-- RECORD EXCERPTS start --

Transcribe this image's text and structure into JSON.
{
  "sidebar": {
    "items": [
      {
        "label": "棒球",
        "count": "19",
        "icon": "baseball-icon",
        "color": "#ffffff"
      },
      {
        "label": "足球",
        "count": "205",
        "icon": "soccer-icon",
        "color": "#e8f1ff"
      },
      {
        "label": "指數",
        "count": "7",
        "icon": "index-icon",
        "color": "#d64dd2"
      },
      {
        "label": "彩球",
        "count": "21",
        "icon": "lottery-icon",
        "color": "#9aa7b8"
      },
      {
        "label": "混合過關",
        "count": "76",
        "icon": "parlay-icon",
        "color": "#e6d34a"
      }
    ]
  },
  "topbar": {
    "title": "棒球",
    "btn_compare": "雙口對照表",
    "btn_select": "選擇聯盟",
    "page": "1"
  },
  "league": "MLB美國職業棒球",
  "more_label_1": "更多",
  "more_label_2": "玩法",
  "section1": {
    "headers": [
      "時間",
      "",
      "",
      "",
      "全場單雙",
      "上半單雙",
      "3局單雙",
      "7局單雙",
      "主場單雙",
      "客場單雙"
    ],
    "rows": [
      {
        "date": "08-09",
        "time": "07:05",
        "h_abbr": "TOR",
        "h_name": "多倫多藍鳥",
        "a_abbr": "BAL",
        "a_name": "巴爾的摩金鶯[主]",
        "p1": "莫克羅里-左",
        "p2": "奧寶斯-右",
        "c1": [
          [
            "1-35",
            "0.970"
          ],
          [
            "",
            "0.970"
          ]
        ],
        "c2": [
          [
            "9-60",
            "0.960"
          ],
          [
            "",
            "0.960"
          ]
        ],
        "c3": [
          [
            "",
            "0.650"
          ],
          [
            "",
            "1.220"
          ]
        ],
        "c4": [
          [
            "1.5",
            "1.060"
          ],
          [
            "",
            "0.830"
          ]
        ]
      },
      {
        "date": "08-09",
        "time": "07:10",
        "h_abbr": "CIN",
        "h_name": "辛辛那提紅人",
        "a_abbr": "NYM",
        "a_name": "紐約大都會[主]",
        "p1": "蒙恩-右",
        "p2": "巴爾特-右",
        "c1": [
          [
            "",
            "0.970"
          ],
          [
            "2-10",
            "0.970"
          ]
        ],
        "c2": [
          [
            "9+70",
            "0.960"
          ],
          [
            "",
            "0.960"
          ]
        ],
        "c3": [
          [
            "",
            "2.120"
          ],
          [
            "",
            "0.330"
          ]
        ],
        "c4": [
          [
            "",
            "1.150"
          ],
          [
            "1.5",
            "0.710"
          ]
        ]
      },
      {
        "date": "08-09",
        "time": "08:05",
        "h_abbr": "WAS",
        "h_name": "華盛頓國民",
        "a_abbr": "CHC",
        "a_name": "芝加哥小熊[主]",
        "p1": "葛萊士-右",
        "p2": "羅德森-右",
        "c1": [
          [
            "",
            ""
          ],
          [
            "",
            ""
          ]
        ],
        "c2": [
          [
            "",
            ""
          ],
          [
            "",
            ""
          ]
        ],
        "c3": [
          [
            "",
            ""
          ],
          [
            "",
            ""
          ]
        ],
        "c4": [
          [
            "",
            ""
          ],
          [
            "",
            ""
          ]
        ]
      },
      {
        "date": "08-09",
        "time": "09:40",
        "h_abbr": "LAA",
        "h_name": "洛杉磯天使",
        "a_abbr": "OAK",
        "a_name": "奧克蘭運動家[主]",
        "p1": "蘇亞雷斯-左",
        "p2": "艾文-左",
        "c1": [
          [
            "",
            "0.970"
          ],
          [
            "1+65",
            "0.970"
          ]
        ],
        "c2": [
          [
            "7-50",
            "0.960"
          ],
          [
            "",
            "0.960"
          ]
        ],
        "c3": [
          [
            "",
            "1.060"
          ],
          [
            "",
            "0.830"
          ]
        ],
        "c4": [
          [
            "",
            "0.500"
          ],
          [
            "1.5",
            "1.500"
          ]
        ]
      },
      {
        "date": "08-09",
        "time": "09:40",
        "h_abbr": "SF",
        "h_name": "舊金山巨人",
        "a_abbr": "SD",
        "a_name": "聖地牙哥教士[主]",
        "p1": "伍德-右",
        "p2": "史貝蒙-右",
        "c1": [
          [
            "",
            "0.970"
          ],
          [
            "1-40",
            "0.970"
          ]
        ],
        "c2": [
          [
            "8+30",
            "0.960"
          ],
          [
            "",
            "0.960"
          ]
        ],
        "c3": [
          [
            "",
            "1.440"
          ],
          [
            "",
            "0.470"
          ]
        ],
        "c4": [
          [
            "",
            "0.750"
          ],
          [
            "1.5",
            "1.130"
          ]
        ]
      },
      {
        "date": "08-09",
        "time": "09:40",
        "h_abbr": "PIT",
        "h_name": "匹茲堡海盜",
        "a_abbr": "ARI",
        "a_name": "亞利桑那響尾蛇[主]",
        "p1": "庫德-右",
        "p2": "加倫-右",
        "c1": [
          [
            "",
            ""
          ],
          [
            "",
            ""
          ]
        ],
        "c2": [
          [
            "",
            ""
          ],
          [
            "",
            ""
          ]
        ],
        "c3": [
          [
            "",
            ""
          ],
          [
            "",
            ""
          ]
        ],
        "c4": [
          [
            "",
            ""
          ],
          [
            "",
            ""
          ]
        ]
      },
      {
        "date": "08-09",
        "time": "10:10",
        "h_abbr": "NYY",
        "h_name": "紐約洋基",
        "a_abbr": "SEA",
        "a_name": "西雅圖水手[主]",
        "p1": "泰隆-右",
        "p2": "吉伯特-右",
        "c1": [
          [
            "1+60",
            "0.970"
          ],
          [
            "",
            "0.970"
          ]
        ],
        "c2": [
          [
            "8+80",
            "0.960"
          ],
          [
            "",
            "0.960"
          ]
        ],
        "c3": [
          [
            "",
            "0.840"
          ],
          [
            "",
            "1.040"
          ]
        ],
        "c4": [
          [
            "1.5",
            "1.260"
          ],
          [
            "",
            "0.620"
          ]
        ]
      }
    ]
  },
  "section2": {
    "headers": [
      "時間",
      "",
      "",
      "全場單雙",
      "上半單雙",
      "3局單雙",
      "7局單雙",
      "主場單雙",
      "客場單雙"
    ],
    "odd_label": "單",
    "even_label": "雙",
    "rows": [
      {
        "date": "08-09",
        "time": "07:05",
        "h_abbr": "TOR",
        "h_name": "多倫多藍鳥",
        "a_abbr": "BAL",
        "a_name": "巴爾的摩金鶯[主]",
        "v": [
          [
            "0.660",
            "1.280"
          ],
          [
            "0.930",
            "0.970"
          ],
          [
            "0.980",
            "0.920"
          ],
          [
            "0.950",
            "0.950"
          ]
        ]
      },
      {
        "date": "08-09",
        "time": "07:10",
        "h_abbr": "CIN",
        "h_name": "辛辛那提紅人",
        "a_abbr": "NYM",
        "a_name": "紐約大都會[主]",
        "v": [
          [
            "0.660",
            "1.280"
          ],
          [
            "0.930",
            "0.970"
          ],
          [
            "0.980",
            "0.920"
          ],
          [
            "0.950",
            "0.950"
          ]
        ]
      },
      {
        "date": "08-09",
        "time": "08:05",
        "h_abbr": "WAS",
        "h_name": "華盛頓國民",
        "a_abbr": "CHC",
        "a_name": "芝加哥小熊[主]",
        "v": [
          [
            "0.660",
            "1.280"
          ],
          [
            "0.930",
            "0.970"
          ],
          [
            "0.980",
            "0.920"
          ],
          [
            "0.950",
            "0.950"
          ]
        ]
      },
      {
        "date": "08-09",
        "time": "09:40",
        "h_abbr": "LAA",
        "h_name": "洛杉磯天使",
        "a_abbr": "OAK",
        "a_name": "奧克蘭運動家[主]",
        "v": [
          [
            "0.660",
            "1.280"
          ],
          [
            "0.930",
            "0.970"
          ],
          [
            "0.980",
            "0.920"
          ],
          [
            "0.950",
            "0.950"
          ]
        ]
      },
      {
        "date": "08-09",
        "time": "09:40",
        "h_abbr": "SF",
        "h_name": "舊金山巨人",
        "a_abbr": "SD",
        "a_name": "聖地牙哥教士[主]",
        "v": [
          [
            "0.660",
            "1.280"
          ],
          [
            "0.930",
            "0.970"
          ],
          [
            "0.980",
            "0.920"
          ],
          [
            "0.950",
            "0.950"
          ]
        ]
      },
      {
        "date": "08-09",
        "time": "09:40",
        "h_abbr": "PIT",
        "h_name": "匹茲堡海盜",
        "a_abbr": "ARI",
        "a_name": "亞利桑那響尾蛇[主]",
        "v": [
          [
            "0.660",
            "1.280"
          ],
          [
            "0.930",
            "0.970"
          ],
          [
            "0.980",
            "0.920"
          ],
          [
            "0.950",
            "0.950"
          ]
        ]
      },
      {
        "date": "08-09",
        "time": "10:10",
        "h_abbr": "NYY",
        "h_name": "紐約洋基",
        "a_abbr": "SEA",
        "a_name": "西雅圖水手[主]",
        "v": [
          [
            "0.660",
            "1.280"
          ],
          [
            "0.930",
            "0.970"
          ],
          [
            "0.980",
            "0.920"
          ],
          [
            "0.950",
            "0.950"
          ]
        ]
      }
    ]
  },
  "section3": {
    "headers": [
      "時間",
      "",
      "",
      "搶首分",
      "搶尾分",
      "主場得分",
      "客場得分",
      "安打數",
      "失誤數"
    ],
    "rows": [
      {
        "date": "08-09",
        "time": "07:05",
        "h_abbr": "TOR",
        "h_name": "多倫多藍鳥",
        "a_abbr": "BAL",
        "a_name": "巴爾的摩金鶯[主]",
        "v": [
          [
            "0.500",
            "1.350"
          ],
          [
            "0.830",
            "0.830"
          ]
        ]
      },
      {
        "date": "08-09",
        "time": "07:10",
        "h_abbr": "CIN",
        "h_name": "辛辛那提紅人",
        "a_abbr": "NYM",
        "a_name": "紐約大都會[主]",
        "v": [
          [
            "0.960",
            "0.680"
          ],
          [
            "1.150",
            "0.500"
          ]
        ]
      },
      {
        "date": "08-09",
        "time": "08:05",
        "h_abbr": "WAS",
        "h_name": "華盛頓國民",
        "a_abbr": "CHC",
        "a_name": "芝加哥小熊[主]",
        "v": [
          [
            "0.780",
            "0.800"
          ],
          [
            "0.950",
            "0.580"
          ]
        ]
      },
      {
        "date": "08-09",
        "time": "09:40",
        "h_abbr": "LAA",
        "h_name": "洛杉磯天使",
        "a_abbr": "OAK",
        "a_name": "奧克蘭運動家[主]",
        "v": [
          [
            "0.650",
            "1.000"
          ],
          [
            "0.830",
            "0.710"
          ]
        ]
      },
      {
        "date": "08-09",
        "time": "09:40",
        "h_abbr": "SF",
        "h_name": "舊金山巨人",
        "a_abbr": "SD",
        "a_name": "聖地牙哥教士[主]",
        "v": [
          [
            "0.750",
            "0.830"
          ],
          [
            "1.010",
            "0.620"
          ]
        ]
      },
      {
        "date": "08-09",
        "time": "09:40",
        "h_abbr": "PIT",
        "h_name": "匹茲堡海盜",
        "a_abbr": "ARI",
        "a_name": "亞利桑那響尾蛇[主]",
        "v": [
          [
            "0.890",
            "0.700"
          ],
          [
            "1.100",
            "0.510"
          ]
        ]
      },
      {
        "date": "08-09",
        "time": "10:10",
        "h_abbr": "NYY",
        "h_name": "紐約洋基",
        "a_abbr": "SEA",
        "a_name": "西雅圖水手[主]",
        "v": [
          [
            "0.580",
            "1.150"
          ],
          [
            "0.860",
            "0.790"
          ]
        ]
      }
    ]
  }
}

-- RECORD EXCERPTS end --

WORK TO COMPLETE:
Find each line in the records holding the string "icon" and show it.

SOLUTION FOR THIS TASK:
        "icon": "baseball-icon",
        "icon": "soccer-icon",
        "icon": "index-icon",
        "icon": "lottery-icon",
        "icon": "parlay-icon",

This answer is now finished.